Instructions to follow:
Check every line of the material below for the string "Judith", and return the ones that have it.

----

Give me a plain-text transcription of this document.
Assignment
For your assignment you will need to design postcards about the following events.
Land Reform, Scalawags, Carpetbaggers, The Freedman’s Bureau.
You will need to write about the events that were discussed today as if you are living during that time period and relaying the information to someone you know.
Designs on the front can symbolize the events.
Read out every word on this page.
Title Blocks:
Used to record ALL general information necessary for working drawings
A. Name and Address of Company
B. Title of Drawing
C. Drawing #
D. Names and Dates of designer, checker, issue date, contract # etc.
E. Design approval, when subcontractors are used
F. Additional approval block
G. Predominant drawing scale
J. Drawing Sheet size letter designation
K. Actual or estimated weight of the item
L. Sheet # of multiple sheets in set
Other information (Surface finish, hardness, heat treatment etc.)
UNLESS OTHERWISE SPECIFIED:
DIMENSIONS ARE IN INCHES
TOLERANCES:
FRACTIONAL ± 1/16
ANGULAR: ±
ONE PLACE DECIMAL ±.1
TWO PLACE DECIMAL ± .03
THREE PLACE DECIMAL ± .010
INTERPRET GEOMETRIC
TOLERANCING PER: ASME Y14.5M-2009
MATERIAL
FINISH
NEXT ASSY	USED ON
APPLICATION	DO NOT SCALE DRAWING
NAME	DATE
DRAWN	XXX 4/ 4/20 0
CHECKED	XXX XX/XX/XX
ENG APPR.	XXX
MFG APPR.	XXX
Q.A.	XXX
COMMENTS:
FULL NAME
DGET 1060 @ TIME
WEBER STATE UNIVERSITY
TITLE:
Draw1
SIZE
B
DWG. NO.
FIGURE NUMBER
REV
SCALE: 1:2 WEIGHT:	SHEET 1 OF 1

----

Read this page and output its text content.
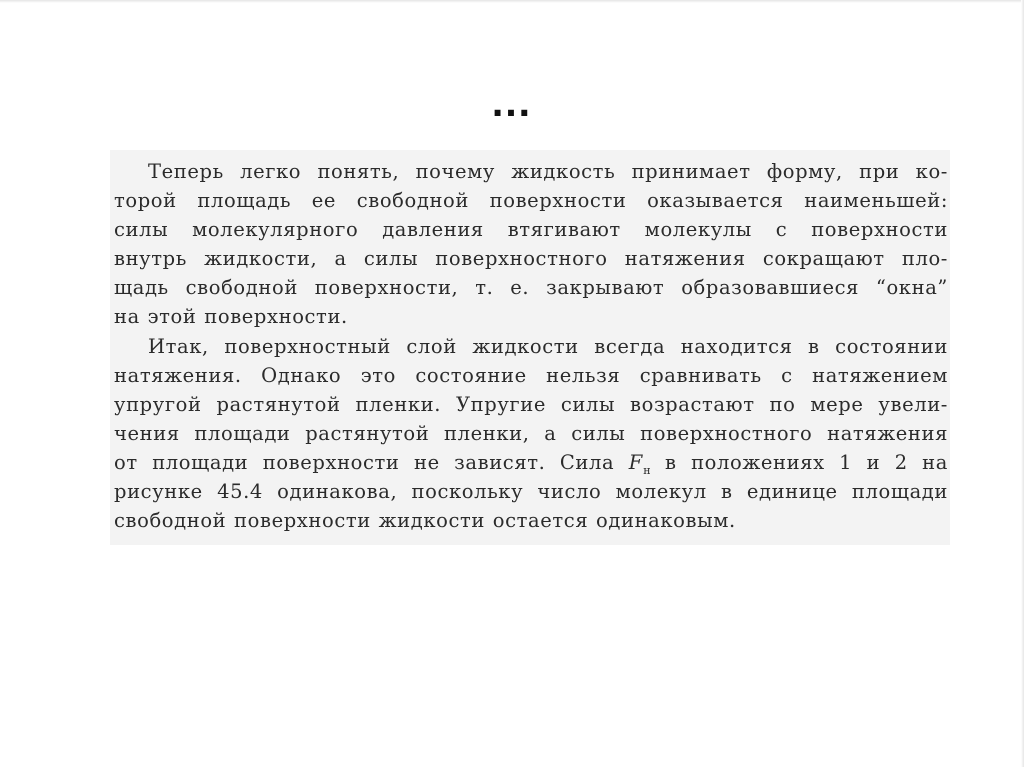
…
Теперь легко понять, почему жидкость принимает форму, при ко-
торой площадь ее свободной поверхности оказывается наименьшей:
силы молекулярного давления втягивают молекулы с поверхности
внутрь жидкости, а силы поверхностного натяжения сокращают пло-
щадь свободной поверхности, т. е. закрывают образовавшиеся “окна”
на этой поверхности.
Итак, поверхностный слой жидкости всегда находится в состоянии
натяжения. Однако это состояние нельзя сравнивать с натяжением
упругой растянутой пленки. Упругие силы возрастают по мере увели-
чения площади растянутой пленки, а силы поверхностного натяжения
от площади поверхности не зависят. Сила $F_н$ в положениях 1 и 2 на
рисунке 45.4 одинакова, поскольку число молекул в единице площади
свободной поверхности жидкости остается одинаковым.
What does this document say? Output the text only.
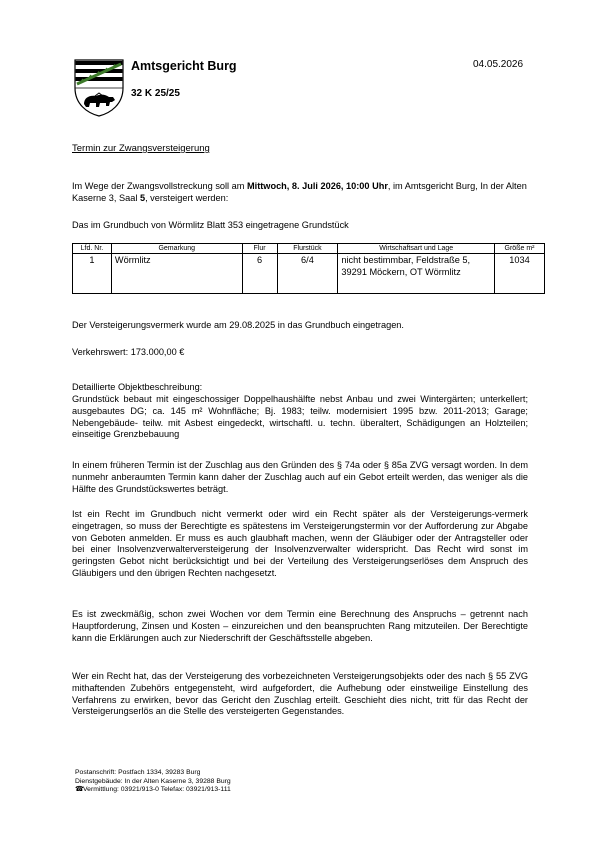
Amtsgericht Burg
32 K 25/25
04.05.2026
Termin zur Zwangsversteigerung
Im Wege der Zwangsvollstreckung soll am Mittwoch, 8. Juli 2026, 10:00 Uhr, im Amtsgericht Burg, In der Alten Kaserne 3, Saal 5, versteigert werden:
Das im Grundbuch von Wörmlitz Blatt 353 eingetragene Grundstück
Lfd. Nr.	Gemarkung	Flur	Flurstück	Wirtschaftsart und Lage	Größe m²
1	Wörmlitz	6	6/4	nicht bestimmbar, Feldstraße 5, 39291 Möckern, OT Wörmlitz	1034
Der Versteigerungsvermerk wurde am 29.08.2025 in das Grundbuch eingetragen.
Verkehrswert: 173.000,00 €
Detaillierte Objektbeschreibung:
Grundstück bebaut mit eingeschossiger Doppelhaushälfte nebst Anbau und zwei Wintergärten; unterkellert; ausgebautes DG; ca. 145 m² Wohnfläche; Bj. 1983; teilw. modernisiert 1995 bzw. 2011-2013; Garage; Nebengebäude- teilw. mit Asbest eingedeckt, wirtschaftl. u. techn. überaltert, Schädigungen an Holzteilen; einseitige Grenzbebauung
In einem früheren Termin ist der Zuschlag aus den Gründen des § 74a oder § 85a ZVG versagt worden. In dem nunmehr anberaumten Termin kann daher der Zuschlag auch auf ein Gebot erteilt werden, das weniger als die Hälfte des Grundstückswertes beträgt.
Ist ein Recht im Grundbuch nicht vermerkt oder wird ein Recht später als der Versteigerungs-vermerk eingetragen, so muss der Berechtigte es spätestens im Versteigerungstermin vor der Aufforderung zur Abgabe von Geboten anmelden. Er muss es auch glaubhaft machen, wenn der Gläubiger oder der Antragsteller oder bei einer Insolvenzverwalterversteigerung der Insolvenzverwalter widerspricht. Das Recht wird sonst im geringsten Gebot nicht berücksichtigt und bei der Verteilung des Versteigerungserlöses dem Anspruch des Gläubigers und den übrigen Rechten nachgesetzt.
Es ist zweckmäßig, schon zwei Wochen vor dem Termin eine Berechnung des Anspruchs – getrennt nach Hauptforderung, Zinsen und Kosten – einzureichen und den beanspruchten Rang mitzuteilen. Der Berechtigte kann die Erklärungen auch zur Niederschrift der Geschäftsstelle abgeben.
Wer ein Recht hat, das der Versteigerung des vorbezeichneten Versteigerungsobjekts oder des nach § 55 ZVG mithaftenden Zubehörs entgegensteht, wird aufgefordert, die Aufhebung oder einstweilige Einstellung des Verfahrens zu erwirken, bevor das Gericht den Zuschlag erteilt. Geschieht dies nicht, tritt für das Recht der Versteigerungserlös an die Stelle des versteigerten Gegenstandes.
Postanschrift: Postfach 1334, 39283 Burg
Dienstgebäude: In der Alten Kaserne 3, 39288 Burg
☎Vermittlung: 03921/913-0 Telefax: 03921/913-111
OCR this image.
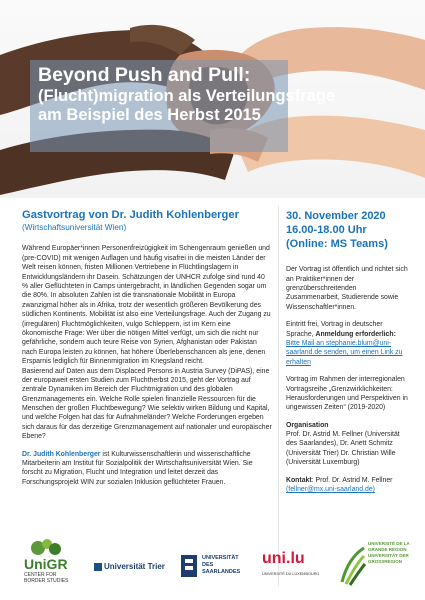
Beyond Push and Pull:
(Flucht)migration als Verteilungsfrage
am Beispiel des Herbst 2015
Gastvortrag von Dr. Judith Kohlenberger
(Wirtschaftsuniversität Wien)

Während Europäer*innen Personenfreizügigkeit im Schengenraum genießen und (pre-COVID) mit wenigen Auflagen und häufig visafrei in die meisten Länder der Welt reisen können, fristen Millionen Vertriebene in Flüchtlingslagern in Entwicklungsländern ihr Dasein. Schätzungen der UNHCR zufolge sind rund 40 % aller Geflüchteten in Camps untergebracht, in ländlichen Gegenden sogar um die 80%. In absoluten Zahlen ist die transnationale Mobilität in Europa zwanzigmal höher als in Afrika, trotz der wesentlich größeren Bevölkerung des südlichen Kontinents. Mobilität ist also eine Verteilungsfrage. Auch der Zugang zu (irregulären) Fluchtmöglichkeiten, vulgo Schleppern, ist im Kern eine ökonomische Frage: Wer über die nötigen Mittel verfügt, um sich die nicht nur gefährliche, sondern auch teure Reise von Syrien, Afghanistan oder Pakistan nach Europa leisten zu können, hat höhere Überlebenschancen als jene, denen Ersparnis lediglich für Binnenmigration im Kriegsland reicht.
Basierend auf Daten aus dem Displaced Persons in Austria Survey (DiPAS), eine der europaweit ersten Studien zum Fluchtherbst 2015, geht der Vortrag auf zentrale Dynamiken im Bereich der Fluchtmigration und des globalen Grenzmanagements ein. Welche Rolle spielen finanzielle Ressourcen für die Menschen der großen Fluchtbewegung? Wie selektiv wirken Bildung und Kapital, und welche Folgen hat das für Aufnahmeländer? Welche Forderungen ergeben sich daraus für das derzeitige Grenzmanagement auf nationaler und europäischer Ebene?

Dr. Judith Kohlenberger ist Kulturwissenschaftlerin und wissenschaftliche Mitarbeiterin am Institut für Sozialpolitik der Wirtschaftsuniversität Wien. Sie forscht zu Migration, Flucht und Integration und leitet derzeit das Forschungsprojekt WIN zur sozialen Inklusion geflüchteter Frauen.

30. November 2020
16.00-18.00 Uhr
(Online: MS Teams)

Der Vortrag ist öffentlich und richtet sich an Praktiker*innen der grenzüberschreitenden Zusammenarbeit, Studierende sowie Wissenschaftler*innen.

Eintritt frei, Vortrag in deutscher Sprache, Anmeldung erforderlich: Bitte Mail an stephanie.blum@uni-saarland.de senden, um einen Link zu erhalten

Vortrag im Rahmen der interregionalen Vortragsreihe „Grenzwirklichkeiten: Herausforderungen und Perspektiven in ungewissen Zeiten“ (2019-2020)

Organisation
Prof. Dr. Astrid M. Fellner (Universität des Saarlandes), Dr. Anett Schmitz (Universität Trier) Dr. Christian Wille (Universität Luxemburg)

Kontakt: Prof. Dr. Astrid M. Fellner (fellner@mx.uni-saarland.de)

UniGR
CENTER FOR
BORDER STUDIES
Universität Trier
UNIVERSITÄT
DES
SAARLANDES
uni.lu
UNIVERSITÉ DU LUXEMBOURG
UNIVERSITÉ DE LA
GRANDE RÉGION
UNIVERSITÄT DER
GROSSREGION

----

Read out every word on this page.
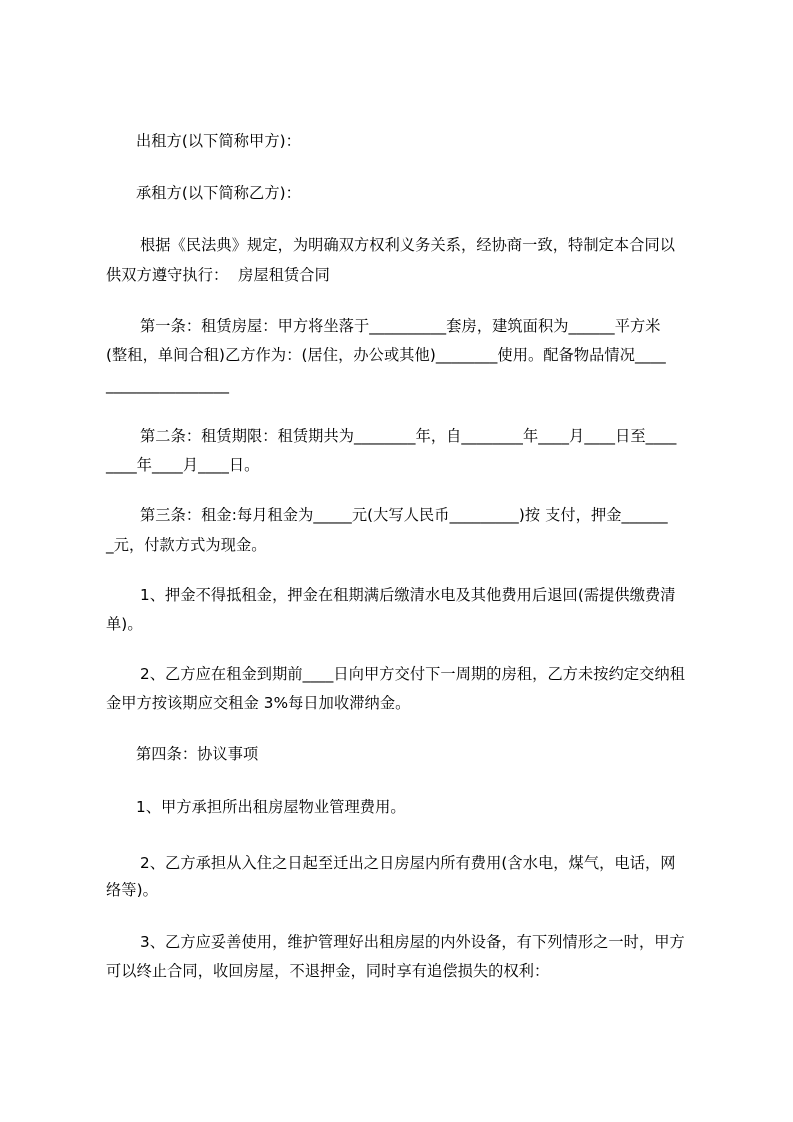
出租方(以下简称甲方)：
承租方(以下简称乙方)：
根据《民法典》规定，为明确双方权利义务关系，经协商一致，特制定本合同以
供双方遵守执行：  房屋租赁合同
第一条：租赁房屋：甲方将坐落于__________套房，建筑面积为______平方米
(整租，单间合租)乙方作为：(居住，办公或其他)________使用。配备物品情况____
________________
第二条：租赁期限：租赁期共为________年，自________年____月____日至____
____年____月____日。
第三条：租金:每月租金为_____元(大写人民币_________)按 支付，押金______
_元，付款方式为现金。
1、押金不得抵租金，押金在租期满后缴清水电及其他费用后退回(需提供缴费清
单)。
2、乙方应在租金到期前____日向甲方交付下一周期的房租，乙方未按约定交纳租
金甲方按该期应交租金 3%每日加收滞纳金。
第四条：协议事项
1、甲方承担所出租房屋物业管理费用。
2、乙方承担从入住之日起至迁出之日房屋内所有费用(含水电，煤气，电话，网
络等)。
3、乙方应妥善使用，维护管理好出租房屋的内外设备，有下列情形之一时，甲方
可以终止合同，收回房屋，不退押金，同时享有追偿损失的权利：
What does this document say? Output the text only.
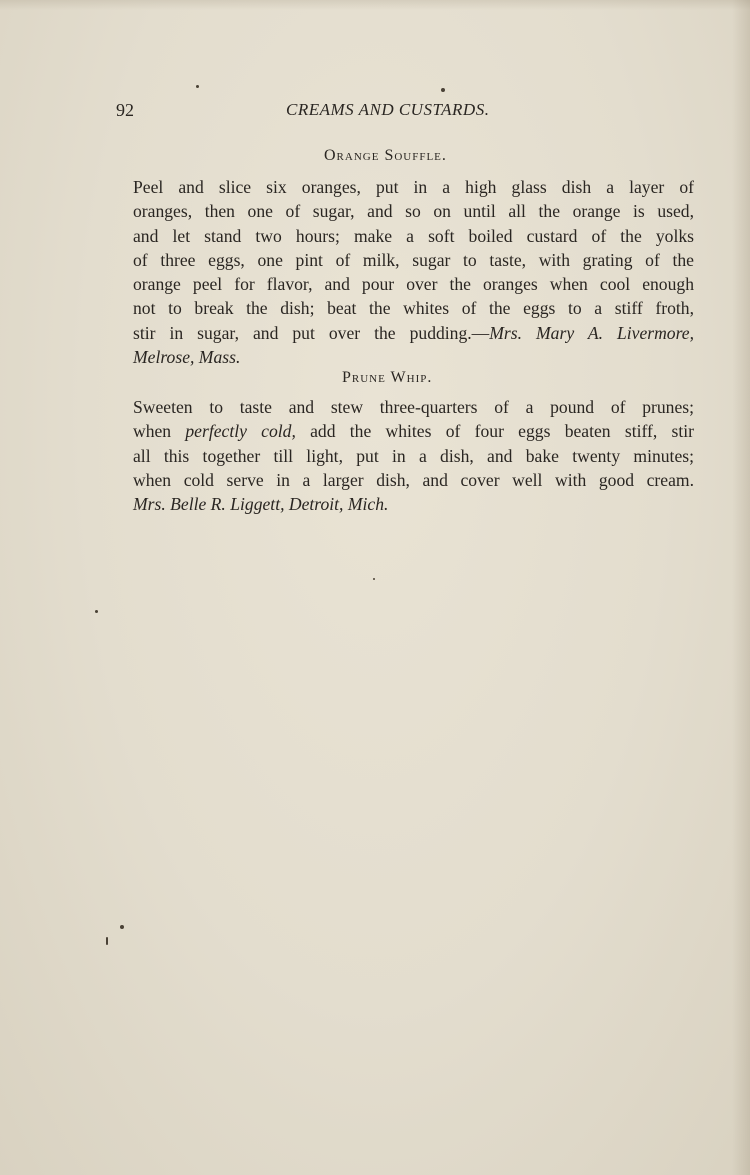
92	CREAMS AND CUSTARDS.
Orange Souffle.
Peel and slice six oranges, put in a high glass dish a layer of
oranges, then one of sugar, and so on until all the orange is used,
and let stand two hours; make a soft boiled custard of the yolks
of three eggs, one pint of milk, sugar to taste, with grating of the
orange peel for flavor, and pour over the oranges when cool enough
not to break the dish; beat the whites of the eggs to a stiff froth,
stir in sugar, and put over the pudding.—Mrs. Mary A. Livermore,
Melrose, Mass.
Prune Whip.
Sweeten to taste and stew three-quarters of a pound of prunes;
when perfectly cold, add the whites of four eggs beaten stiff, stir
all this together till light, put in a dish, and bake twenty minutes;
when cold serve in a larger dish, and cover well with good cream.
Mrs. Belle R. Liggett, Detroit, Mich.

----

Exercise output:
Gastvortrag von Dr. Judith Kohlenberger
Dr. Judith Kohlenberger ist Kulturwissenschaftlerin und wissenschaftliche Mitarbeiterin am Institut für Sozialpolitik der Wirtschaftsuniversität Wien. Sie forscht zu Migration, Flucht und Integration und leitet derzeit das Forschungsprojekt WIN zur sozialen Inklusion geflüchteter Frauen.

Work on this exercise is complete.